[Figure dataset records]
[Start]
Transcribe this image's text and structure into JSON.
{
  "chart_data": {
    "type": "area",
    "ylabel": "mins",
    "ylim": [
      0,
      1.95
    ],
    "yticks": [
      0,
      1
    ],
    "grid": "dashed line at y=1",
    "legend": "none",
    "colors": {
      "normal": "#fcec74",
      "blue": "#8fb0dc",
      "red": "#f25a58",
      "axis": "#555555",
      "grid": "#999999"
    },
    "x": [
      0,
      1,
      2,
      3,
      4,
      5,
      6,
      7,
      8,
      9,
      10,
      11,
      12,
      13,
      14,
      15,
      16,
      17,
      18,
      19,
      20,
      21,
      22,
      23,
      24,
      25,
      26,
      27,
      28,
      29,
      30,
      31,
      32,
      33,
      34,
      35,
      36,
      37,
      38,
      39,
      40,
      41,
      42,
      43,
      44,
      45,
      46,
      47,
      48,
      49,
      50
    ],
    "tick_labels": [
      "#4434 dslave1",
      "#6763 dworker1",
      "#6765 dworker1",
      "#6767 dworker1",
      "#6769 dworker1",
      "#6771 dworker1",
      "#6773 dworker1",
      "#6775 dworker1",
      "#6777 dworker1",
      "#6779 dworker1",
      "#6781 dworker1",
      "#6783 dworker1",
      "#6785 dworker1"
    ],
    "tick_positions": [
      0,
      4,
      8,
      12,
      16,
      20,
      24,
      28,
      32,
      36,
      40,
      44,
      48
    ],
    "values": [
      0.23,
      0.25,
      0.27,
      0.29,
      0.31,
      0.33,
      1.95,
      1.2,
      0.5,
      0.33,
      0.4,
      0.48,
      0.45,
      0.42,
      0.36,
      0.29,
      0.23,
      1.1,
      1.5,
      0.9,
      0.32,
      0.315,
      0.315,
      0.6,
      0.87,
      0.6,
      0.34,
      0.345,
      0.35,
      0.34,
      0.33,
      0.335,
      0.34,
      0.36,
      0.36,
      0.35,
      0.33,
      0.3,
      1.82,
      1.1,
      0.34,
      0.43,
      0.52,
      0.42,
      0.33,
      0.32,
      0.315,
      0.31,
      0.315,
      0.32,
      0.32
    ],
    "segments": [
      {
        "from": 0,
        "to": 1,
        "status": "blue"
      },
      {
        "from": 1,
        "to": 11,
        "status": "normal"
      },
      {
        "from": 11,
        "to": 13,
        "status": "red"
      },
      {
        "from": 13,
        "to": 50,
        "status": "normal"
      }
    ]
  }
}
[End]
* _Directions_
Your task is to print the whole listing again exactly.

* _Exercise output_
Transcribe this image's text and structure into JSON.
{
  "chart_data": {
    "type": "area",
    "ylabel": "mins",
    "ylim": [
      0,
      1.95
    ],
    "yticks": [
      0,
      1
    ],
    "grid": "dashed line at y=1",
    "legend": "none",
    "colors": {
      "normal": "#fcec74",
      "blue": "#8fb0dc",
      "red": "#f25a58",
      "axis": "#555555",
      "grid": "#999999"
    },
    "x": [
      0,
      1,
      2,
      3,
      4,
      5,
      6,
      7,
      8,
      9,
      10,
      11,
      12,
      13,
      14,
      15,
      16,
      17,
      18,
      19,
      20,
      21,
      22,
      23,
      24,
      25,
      26,
      27,
      28,
      29,
      30,
      31,
      32,
      33,
      34,
      35,
      36,
      37,
      38,
      39,
      40,
      41,
      42,
      43,
      44,
      45,
      46,
      47,
      48,
      49,
      50
    ],
    "tick_labels": [
      "#4434 dslave1",
      "#6763 dworker1",
      "#6765 dworker1",
      "#6767 dworker1",
      "#6769 dworker1",
      "#6771 dworker1",
      "#6773 dworker1",
      "#6775 dworker1",
      "#6777 dworker1",
      "#6779 dworker1",
      "#6781 dworker1",
      "#6783 dworker1",
      "#6785 dworker1"
    ],
    "tick_positions": [
      0,
      4,
      8,
      12,
      16,
      20,
      24,
      28,
      32,
      36,
      40,
      44,
      48
    ],
    "values": [
      0.23,
      0.25,
      0.27,
      0.29,
      0.31,
      0.33,
      1.95,
      1.2,
      0.5,
      0.33,
      0.4,
      0.48,
      0.45,
      0.42,
      0.36,
      0.29,
      0.23,
      1.1,
      1.5,
      0.9,
      0.32,
      0.315,
      0.315,
      0.6,
      0.87,
      0.6,
      0.34,
      0.345,
      0.35,
      0.34,
      0.33,
      0.335,
      0.34,
      0.36,
      0.36,
      0.35,
      0.33,
      0.3,
      1.82,
      1.1,
      0.34,
      0.43,
      0.52,
      0.42,
      0.33,
      0.32,
      0.315,
      0.31,
      0.315,
      0.32,
      0.32
    ],
    "segments": [
      {
        "from": 0,
        "to": 1,
        "status": "blue"
      },
      {
        "from": 1,
        "to": 11,
        "status": "normal"
      },
      {
        "from": 11,
        "to": 13,
        "status": "red"
      },
      {
        "from": 13,
        "to": 50,
        "status": "normal"
      }
    ]
  }
}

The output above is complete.